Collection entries

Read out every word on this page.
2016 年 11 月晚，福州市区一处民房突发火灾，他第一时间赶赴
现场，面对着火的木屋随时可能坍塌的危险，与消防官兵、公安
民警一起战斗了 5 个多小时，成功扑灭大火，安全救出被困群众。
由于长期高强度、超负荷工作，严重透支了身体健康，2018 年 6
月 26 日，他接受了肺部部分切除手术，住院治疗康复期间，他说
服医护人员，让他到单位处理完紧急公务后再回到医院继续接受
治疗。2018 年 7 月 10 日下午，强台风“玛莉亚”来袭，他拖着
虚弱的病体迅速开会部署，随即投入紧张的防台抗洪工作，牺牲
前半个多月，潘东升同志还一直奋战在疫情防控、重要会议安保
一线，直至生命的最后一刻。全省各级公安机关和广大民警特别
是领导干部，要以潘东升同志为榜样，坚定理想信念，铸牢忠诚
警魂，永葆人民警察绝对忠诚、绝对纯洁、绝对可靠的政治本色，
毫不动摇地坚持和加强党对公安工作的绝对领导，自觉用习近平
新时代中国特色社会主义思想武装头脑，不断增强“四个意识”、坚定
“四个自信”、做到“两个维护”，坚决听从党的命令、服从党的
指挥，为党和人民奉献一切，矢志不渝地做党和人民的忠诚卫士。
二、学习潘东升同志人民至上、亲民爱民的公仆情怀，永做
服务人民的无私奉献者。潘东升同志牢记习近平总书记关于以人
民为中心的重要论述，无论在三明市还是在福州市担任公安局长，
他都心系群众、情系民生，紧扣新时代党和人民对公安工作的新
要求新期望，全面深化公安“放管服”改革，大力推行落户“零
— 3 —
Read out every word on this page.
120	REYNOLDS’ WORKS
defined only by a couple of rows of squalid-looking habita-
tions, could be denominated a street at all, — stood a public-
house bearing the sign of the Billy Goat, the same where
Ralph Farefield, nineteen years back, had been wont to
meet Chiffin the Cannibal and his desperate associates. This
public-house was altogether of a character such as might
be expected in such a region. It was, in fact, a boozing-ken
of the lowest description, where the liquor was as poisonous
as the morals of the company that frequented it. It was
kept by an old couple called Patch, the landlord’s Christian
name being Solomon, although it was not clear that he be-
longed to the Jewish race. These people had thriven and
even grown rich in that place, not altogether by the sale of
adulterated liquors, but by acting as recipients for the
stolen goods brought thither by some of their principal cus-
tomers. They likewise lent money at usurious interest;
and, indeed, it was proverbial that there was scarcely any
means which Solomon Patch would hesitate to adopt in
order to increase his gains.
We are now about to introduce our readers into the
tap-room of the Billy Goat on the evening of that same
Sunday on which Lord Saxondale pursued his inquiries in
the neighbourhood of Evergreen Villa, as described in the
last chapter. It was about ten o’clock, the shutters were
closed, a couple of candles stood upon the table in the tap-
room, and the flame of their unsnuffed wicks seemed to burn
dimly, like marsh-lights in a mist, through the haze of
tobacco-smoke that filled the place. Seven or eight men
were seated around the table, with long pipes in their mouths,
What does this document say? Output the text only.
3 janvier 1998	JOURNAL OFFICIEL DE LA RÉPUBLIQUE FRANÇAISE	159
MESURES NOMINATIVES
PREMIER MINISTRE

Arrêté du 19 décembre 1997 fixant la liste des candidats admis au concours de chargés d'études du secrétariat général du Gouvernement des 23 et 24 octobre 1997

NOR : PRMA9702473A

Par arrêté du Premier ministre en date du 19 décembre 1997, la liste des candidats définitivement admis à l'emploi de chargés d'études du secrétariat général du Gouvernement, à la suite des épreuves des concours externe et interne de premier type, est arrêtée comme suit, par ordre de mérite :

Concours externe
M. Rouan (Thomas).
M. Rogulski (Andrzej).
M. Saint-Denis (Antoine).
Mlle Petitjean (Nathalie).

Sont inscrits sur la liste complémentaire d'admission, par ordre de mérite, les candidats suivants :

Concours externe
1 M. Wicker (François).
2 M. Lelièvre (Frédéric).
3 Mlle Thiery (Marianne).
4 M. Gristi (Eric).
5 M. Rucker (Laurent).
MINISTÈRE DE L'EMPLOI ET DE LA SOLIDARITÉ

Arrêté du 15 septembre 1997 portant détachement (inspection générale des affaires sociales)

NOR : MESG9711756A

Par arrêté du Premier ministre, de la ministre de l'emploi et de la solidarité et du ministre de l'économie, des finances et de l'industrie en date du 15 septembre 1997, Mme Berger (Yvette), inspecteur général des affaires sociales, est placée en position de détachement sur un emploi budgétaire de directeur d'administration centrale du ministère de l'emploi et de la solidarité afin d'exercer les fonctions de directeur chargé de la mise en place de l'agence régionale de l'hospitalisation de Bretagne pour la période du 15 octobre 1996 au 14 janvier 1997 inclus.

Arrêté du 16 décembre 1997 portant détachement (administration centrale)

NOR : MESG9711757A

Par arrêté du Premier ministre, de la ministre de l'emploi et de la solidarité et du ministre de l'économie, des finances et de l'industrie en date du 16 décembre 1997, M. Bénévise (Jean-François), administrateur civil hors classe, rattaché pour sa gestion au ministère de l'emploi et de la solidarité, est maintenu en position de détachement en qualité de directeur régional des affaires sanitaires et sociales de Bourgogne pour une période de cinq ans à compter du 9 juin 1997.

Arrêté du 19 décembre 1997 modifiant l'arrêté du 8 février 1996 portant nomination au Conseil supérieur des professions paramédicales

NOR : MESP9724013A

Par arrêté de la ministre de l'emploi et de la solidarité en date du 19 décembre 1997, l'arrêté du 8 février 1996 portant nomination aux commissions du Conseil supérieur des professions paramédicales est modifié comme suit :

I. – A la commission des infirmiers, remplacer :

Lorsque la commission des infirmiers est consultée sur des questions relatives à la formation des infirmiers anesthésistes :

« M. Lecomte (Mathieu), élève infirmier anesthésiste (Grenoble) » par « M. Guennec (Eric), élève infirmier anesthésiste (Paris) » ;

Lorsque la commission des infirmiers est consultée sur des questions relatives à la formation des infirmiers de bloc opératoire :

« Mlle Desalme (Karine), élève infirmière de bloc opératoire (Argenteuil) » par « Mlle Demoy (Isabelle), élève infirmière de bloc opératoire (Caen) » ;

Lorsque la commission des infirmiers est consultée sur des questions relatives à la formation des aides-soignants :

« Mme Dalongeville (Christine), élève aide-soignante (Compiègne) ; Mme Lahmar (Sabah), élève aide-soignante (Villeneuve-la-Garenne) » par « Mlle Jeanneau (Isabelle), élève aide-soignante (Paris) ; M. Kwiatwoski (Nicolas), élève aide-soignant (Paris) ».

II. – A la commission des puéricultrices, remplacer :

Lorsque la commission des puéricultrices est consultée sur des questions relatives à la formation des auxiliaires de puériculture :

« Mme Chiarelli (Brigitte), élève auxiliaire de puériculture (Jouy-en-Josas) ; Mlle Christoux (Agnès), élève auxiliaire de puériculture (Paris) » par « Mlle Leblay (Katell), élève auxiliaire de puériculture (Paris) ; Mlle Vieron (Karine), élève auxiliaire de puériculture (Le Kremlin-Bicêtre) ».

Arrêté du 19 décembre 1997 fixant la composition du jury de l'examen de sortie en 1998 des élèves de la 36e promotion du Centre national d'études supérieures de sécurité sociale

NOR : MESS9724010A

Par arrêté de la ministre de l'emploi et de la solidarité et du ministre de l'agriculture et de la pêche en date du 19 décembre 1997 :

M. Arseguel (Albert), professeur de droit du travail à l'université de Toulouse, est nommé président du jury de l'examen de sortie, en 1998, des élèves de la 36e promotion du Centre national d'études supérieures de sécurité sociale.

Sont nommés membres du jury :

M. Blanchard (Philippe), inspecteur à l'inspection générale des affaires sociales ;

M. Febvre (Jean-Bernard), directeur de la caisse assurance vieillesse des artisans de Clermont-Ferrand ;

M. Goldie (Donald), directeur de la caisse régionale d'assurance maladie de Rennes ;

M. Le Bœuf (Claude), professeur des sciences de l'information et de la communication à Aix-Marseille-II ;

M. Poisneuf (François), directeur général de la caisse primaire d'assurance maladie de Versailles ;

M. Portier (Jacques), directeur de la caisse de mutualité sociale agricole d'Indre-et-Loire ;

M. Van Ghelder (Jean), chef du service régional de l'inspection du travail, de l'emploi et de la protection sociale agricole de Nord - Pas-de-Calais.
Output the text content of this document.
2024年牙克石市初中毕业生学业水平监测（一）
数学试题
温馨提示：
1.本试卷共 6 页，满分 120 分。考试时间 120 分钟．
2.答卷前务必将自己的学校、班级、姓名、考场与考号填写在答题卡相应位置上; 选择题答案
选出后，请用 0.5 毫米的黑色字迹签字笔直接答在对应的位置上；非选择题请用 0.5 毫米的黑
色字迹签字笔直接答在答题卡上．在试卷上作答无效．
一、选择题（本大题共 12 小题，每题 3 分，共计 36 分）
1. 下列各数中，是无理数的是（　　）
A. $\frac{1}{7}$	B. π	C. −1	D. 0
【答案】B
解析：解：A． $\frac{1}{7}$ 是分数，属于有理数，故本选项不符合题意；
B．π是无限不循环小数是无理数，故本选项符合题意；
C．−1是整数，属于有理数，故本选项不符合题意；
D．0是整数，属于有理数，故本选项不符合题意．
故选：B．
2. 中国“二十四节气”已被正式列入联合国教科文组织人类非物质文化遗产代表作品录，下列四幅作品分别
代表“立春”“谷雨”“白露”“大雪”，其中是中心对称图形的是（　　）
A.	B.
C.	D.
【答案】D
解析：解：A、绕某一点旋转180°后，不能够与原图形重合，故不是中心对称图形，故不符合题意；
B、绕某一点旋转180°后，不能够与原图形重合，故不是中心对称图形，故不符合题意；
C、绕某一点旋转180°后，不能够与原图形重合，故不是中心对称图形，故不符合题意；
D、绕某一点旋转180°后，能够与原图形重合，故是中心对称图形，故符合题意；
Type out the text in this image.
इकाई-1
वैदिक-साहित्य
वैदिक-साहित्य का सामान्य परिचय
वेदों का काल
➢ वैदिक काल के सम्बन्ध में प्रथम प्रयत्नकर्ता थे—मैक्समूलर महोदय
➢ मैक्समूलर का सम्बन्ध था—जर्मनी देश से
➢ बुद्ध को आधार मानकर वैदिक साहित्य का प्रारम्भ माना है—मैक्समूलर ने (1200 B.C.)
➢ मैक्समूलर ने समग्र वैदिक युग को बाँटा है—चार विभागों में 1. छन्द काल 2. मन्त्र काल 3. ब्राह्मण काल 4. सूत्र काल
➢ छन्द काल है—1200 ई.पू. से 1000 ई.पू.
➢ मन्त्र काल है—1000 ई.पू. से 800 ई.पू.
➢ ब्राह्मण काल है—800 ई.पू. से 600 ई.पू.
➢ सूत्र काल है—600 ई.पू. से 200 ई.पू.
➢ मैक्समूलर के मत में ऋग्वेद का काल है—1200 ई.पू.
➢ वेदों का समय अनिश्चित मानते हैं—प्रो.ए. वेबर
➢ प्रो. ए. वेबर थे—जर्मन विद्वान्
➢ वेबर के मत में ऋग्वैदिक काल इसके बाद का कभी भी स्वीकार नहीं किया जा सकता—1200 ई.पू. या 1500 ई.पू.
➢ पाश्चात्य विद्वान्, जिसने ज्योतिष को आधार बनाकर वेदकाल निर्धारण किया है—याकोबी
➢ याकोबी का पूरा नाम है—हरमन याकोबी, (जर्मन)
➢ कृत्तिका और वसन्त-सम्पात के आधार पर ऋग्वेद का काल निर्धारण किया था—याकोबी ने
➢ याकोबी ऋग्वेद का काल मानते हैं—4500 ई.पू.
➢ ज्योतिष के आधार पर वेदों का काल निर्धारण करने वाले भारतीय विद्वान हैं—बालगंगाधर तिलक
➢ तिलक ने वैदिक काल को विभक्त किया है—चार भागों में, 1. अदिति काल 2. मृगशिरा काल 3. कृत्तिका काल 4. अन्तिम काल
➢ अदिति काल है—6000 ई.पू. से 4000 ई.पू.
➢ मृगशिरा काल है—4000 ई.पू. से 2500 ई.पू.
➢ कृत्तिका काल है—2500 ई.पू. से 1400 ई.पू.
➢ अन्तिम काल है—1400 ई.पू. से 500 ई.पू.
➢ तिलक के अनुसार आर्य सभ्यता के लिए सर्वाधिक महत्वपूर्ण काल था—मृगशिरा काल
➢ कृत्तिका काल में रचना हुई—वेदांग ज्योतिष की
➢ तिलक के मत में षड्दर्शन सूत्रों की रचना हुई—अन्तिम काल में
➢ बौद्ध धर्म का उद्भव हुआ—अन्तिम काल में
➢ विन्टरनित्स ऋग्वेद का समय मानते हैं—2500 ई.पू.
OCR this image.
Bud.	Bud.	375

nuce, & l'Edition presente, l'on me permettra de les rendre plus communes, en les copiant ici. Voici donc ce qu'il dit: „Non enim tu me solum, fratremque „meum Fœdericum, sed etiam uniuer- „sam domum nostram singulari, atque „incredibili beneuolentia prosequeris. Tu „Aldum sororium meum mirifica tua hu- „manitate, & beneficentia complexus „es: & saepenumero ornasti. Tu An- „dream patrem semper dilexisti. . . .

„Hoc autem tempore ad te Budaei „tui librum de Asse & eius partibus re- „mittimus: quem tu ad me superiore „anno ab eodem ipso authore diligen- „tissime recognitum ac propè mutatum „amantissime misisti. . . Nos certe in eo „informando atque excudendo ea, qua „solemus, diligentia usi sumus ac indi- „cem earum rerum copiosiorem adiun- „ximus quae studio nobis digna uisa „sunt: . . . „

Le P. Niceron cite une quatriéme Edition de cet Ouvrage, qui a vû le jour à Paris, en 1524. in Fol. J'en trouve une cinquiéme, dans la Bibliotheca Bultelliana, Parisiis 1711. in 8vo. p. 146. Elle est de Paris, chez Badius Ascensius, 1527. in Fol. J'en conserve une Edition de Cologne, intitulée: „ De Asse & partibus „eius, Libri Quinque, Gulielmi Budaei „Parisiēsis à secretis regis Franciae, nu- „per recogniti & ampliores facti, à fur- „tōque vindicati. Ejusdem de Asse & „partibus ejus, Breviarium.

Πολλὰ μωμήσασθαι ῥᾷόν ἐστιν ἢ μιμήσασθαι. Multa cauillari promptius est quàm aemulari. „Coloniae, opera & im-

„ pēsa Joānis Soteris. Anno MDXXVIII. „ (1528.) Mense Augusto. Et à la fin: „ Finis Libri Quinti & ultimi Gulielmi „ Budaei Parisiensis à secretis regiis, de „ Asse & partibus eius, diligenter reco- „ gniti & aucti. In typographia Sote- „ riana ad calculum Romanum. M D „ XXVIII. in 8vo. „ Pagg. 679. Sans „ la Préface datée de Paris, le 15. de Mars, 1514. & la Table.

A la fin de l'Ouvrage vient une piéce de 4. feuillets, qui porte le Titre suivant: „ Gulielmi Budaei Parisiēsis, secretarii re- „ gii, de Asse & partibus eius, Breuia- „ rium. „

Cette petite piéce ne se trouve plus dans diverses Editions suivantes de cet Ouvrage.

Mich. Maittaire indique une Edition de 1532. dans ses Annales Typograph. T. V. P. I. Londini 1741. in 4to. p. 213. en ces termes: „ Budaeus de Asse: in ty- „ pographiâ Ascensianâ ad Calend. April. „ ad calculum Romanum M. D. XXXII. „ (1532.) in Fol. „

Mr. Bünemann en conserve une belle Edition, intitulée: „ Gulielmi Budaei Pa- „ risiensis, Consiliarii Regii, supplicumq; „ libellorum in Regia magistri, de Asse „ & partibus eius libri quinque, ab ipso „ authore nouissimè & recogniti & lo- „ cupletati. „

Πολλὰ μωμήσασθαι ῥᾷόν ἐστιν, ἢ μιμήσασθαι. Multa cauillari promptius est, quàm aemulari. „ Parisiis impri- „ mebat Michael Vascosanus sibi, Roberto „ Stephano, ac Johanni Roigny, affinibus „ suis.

◆ DIRECTION:
Find every line that holds "paramédicales" and copy it.

◆ CORRECT ANSWER:
Arrêté du 19 décembre 1997 modifiant l'arrêté du 8 février 1996 portant nomination au Conseil supérieur des professions paramédicales
Par arrêté de la ministre de l'emploi et de la solidarité en date du 19 décembre 1997, l'arrêté du 8 février 1996 portant nomination aux commissions du Conseil supérieur des professions paramédicales est modifié comme suit :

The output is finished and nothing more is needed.